> [Short problem]
Make an exact copy of the data below, leaving out every picture.
== Material provided ==
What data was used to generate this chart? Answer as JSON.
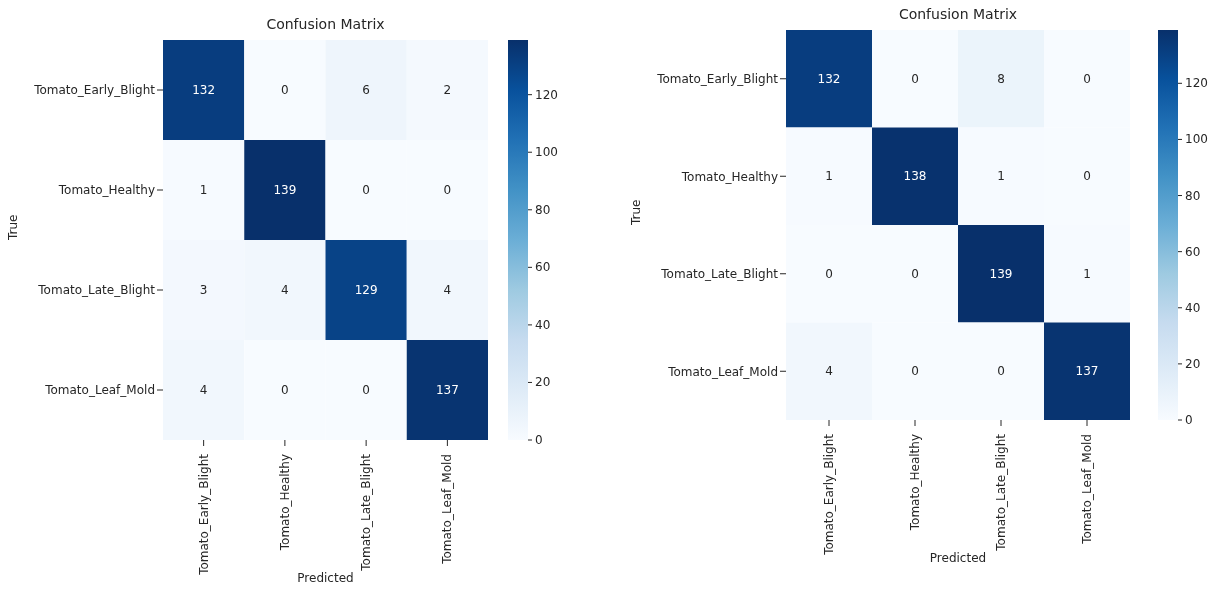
{
  "chart_data": [
    {
      "type": "heatmap",
      "title": "Confusion Matrix",
      "xlabel": "Predicted",
      "ylabel": "True",
      "categories": [
        "Tomato_Early_Blight",
        "Tomato_Healthy",
        "Tomato_Late_Blight",
        "Tomato_Leaf_Mold"
      ],
      "y_categories": [
        "Tomato_Early_Blight",
        "Tomato_Healthy",
        "Tomato_Late_Blight",
        "Tomato_Leaf_Mold"
      ],
      "cells": [
        [
          132,
          0,
          6,
          2
        ],
        [
          1,
          139,
          0,
          0
        ],
        [
          3,
          4,
          129,
          4
        ],
        [
          4,
          0,
          0,
          137
        ]
      ],
      "clim": [
        0,
        139
      ],
      "cticks": [
        0,
        20,
        40,
        60,
        80,
        100,
        120
      ],
      "data_labels": true
    },
    {
      "type": "heatmap",
      "title": "Confusion Matrix",
      "xlabel": "Predicted",
      "ylabel": "True",
      "categories": [
        "Tomato_Early_Blight",
        "Tomato_Healthy",
        "Tomato_Late_Blight",
        "Tomato_Leaf_Mold"
      ],
      "y_categories": [
        "Tomato_Early_Blight",
        "Tomato_Healthy",
        "Tomato_Late_Blight",
        "Tomato_Leaf_Mold"
      ],
      "cells": [
        [
          132,
          0,
          8,
          0
        ],
        [
          1,
          138,
          1,
          0
        ],
        [
          0,
          0,
          139,
          1
        ],
        [
          4,
          0,
          0,
          137
        ]
      ],
      "clim": [
        0,
        139
      ],
      "cticks": [
        0,
        20,
        40,
        60,
        80,
        100,
        120
      ],
      "data_labels": true
    }
  ]
}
===
> [Exercise result]
What data was used to generate this chart? Answer as JSON.
{
  "chart_data": [
    {
      "type": "heatmap",
      "title": "Confusion Matrix",
      "xlabel": "Predicted",
      "ylabel": "True",
      "categories": [
        "Tomato_Early_Blight",
        "Tomato_Healthy",
        "Tomato_Late_Blight",
        "Tomato_Leaf_Mold"
      ],
      "y_categories": [
        "Tomato_Early_Blight",
        "Tomato_Healthy",
        "Tomato_Late_Blight",
        "Tomato_Leaf_Mold"
      ],
      "cells": [
        [
          132,
          0,
          6,
          2
        ],
        [
          1,
          139,
          0,
          0
        ],
        [
          3,
          4,
          129,
          4
        ],
        [
          4,
          0,
          0,
          137
        ]
      ],
      "clim": [
        0,
        139
      ],
      "cticks": [
        0,
        20,
        40,
        60,
        80,
        100,
        120
      ],
      "data_labels": true
    },
    {
      "type": "heatmap",
      "title": "Confusion Matrix",
      "xlabel": "Predicted",
      "ylabel": "True",
      "categories": [
        "Tomato_Early_Blight",
        "Tomato_Healthy",
        "Tomato_Late_Blight",
        "Tomato_Leaf_Mold"
      ],
      "y_categories": [
        "Tomato_Early_Blight",
        "Tomato_Healthy",
        "Tomato_Late_Blight",
        "Tomato_Leaf_Mold"
      ],
      "cells": [
        [
          132,
          0,
          8,
          0
        ],
        [
          1,
          138,
          1,
          0
        ],
        [
          0,
          0,
          139,
          1
        ],
        [
          4,
          0,
          0,
          137
        ]
      ],
      "clim": [
        0,
        139
      ],
      "cticks": [
        0,
        20,
        40,
        60,
        80,
        100,
        120
      ],
      "data_labels": true
    }
  ]
}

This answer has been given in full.